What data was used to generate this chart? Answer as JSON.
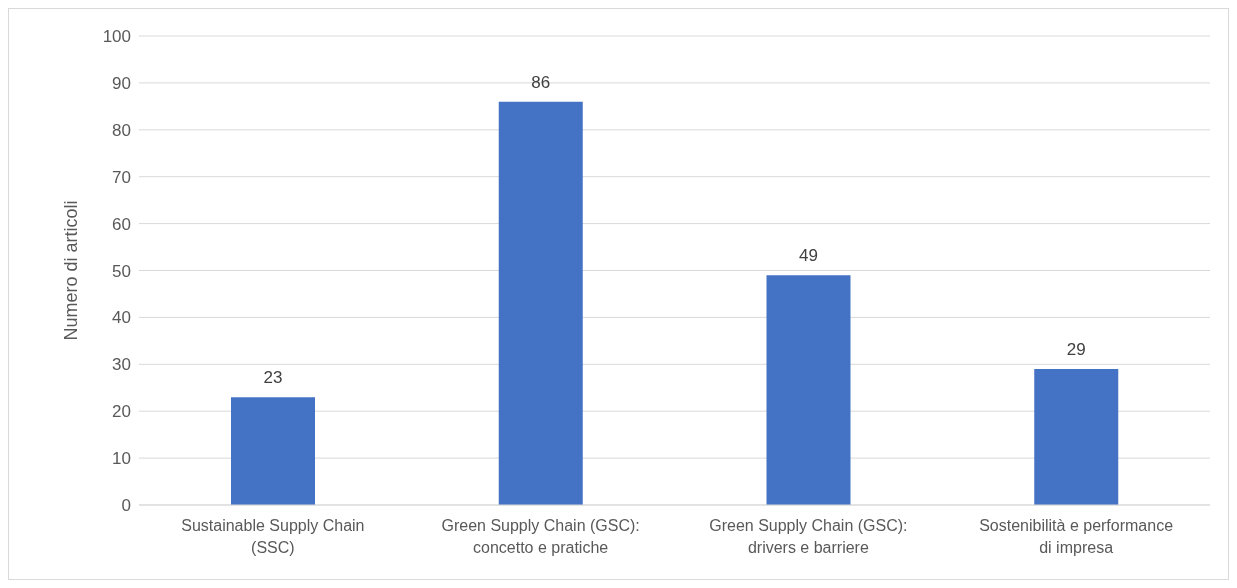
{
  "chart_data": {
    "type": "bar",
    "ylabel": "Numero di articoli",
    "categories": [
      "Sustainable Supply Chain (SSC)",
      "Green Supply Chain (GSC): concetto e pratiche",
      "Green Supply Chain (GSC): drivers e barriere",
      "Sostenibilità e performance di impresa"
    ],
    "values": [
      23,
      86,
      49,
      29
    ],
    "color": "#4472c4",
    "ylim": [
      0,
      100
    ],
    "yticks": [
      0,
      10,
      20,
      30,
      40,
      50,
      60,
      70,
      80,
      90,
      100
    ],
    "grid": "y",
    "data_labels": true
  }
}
----
> _To be done_:
Restate each entry word for word, leaving out any pictures.

> _Expected answer_:
What data was used to generate this chart? Answer as JSON.
{
  "chart_data": {
    "type": "bar",
    "ylabel": "Numero di articoli",
    "categories": [
      "Sustainable Supply Chain (SSC)",
      "Green Supply Chain (GSC): concetto e pratiche",
      "Green Supply Chain (GSC): drivers e barriere",
      "Sostenibilità e performance di impresa"
    ],
    "values": [
      23,
      86,
      49,
      29
    ],
    "color": "#4472c4",
    "ylim": [
      0,
      100
    ],
    "yticks": [
      0,
      10,
      20,
      30,
      40,
      50,
      60,
      70,
      80,
      90,
      100
    ],
    "grid": "y",
    "data_labels": true
  }
}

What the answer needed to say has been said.